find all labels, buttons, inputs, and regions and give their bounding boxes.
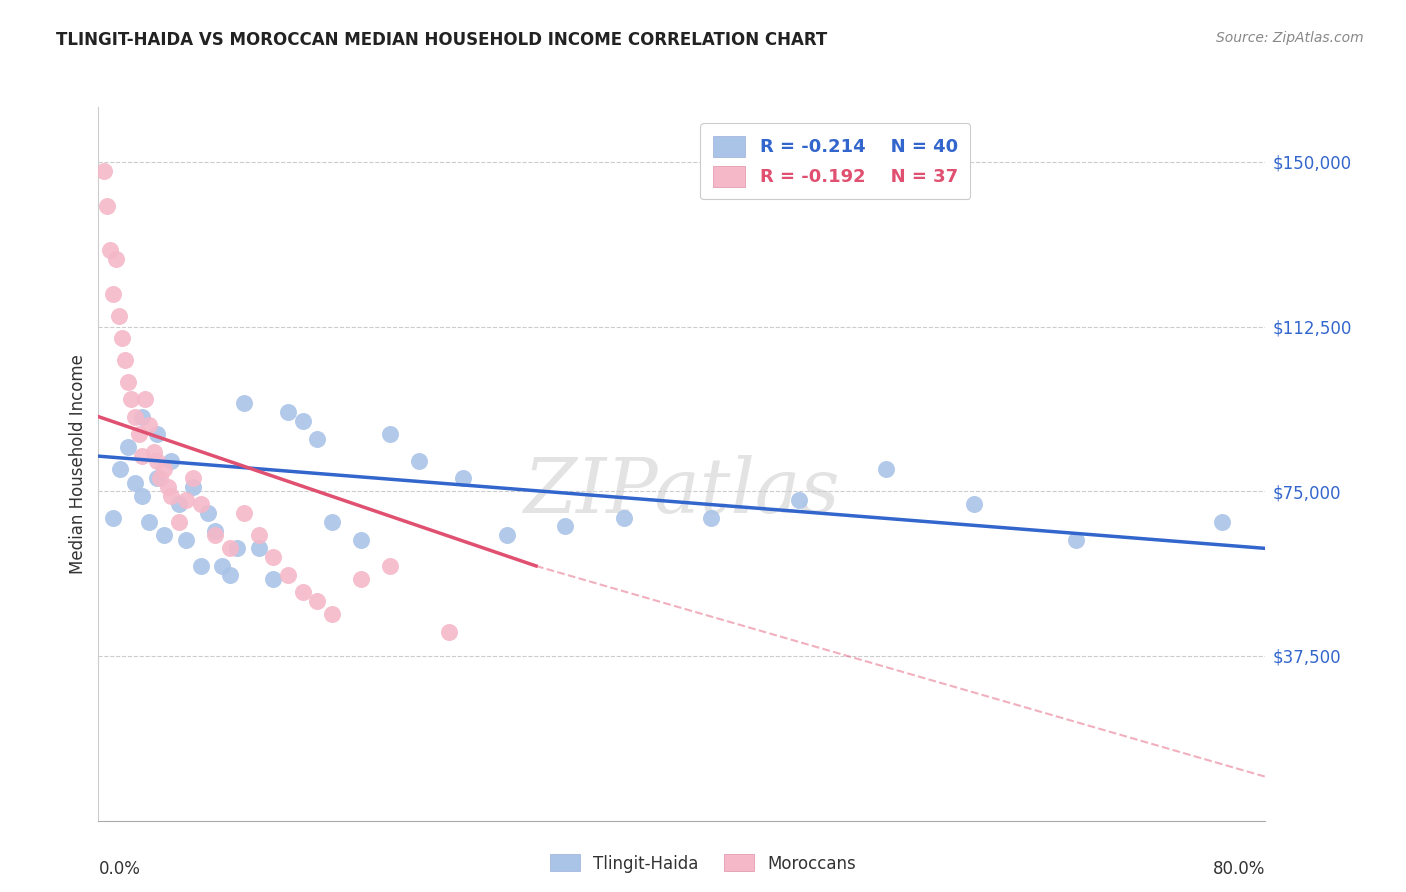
Point [167,498,190,512]
Point [131,449,153,463]
Point [197,506,219,520]
Point [495,528,517,542]
Point [117,441,139,455]
Point [93,163,115,178]
Point [101,286,124,301]
Point [108,309,131,323]
Point [408,453,430,467]
Point [117,375,139,389]
Point [350,572,373,586]
Point [451,471,474,485]
Text: ZIPatlas: ZIPatlas [523,456,841,529]
Point [554,519,576,533]
Point [174,493,197,508]
Point [146,453,169,467]
Point [378,558,402,573]
Point [146,471,169,485]
Point [128,427,150,442]
Point [204,524,226,538]
Point [190,498,212,512]
Point [131,409,153,424]
Point [98,243,121,257]
Point [120,392,142,406]
Point [149,471,172,485]
Point [321,607,343,622]
Point [138,418,160,433]
Point [124,409,146,424]
Y-axis label: Median Household Income: Median Household Income [69,354,87,574]
Legend: Tlingit-Haida, Moroccans: Tlingit-Haida, Moroccans [544,847,862,880]
Point [262,572,284,586]
Point [218,567,240,582]
Point [204,528,226,542]
Point [114,352,136,367]
Point [181,480,204,494]
Text: 0.0%: 0.0% [98,860,141,878]
Point [1064,533,1087,547]
Point [1211,515,1233,529]
Point [96,199,118,213]
Point [104,252,127,266]
Point [101,510,124,524]
Point [247,528,270,542]
Point [157,480,180,494]
Point [211,558,233,573]
Point [160,489,183,503]
Point [307,594,329,608]
Point [226,541,249,556]
Text: 80.0%: 80.0% [1213,860,1265,878]
Point [233,396,256,410]
Point [291,585,314,599]
Point [167,515,190,529]
Point [153,528,176,542]
Point [153,462,176,476]
Point [142,444,165,458]
Point [277,567,299,582]
Point [350,533,373,547]
Point [110,462,132,476]
Point [875,462,897,476]
Point [131,489,153,503]
Point [321,515,343,529]
Point [218,541,240,556]
Text: Source: ZipAtlas.com: Source: ZipAtlas.com [1216,31,1364,45]
Point [307,432,329,446]
Point [146,427,169,442]
Point [111,330,134,344]
Point [612,510,634,524]
Point [134,392,156,406]
Point [277,405,299,419]
Point [160,453,183,467]
Point [378,427,402,442]
Legend: R = -0.214    N = 40, R = -0.192    N = 37: R = -0.214 N = 40, R = -0.192 N = 37 [700,123,970,199]
Point [291,414,314,428]
Point [437,624,460,639]
Point [138,515,160,529]
Point [124,475,146,490]
Point [181,471,204,485]
Point [787,493,810,508]
Text: TLINGIT-HAIDA VS MOROCCAN MEDIAN HOUSEHOLD INCOME CORRELATION CHART: TLINGIT-HAIDA VS MOROCCAN MEDIAN HOUSEHO… [56,31,828,49]
Point [962,498,984,512]
Point [233,506,256,520]
Point [190,558,212,573]
Point [174,533,197,547]
Point [700,510,723,524]
Point [262,550,284,565]
Point [247,541,270,556]
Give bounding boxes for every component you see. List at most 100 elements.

***

BRIEF: Please echo the lines from the line with "Point [167,498,190,512]" to the line with "Point [149,471,172,485]", both included, copying each one exactly.

TASK RESULT:
Point [167,498,190,512]
Point [131,449,153,463]
Point [197,506,219,520]
Point [495,528,517,542]
Point [117,441,139,455]
Point [93,163,115,178]
Point [101,286,124,301]
Point [108,309,131,323]
Point [408,453,430,467]
Point [117,375,139,389]
Point [350,572,373,586]
Point [451,471,474,485]
Text: ZIPatlas: ZIPatlas [523,456,841,529]
Point [554,519,576,533]
Point [174,493,197,508]
Point [146,453,169,467]
Point [378,558,402,573]
Point [146,471,169,485]
Point [128,427,150,442]
Point [204,524,226,538]
Point [190,498,212,512]
Point [131,409,153,424]
Point [98,243,121,257]
Point [120,392,142,406]
Point [149,471,172,485]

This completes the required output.